WHAT IS EXPECTED
Exact copy, no pictures: output each line below as it stands.

RECORDS SUPPLIED
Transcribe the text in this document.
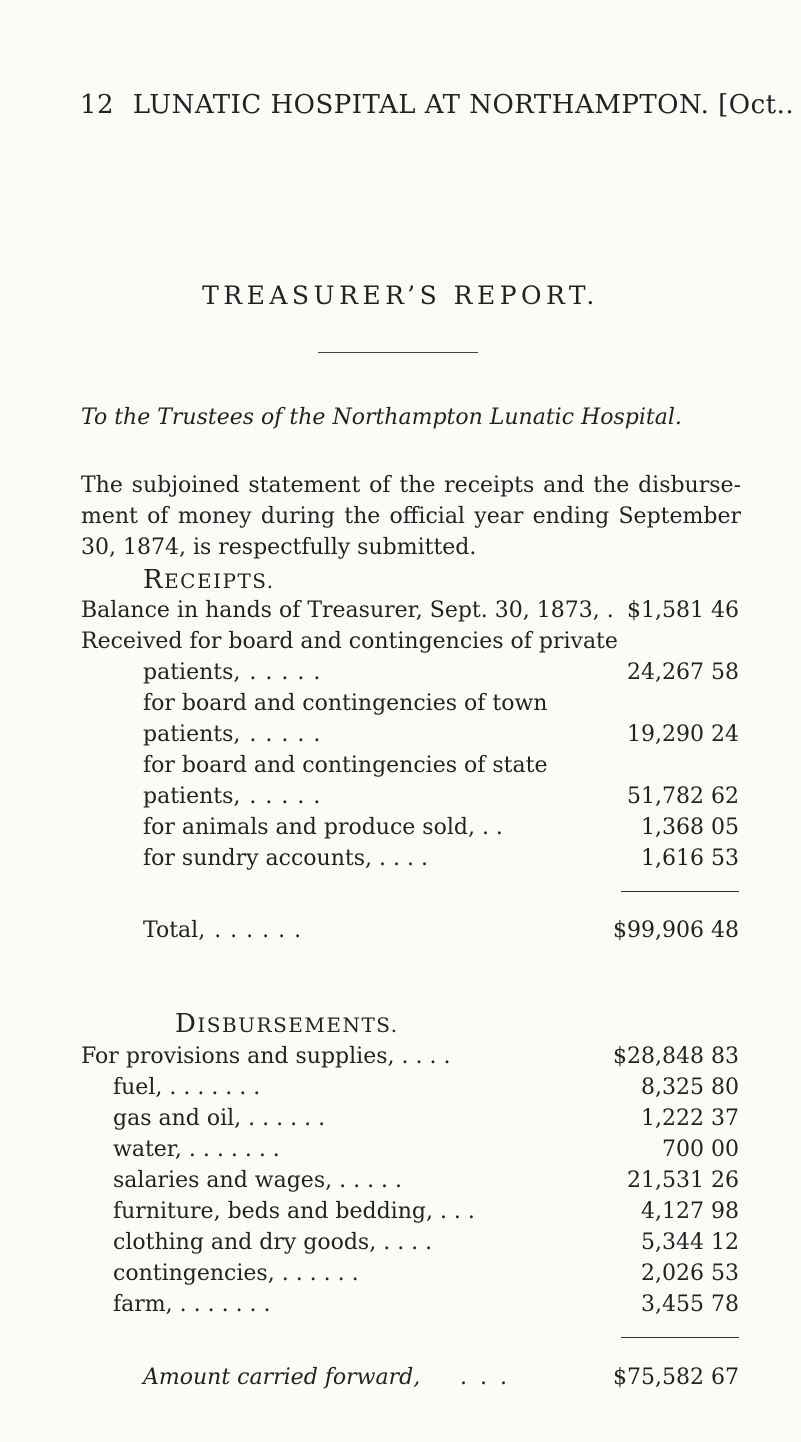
12 LUNATIC HOSPITAL AT NORTHAMPTON. [Oct..
TREASURER’S REPORT.
To the Trustees of the Northampton Lunatic Hospital.
The subjoined statement of the receipts and the disburse-
ment of money during the official year ending September
30, 1874, is respectfully submitted.
RECEIPTS.
Balance in hands of Treasurer, Sept. 30, 1873, . $1,581 46
Received for board and contingencies of private
patients, . . . . .	24,267 58
for board and contingencies of town
patients, . . . . .	19,290 24
for board and contingencies of state
patients, . . . . .	51,782 62
for animals and produce sold, . .	1,368 05
for sundry accounts, . . . .	1,616 53
Total, . . . . . .	$99,906 48
DISBURSEMENTS.
For provisions and supplies, . . . .	$28,848 83
fuel, . . . . . . .	8,325 80
gas and oil, . . . . . .	1,222 37
water, . . . . . . .	700 00
salaries and wages, . . . . .	21,531 26
furniture, beds and bedding, . . .	4,127 98
clothing and dry goods, . . . .	5,344 12
contingencies, . . . . . .	2,026 53
farm, . . . . . . .	3,455 78
Amount carried forward, . . .	$75,582 67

YOUR SOLUTION
Transcribe the text in this document.
12 LUNATIC HOSPITAL AT NORTHAMPTON. [Oct..
TREASURER’S REPORT.
To the Trustees of the Northampton Lunatic Hospital.
The subjoined statement of the receipts and the disburse-
ment of money during the official year ending September
30, 1874, is respectfully submitted.
RECEIPTS.
Balance in hands of Treasurer, Sept. 30, 1873, . $1,581 46
Received for board and contingencies of private
patients, . . . . .	24,267 58
for board and contingencies of town
patients, . . . . .	19,290 24
for board and contingencies of state
patients, . . . . .	51,782 62
for animals and produce sold, . .	1,368 05
for sundry accounts, . . . .	1,616 53
Total, . . . . . .	$99,906 48
DISBURSEMENTS.
For provisions and supplies, . . . .	$28,848 83
fuel, . . . . . . .	8,325 80
gas and oil, . . . . . .	1,222 37
water, . . . . . . .	700 00
salaries and wages, . . . . .	21,531 26
furniture, beds and bedding, . . .	4,127 98
clothing and dry goods, . . . .	5,344 12
contingencies, . . . . . .	2,026 53
farm, . . . . . . .	3,455 78
Amount carried forward, . . .	$75,582 67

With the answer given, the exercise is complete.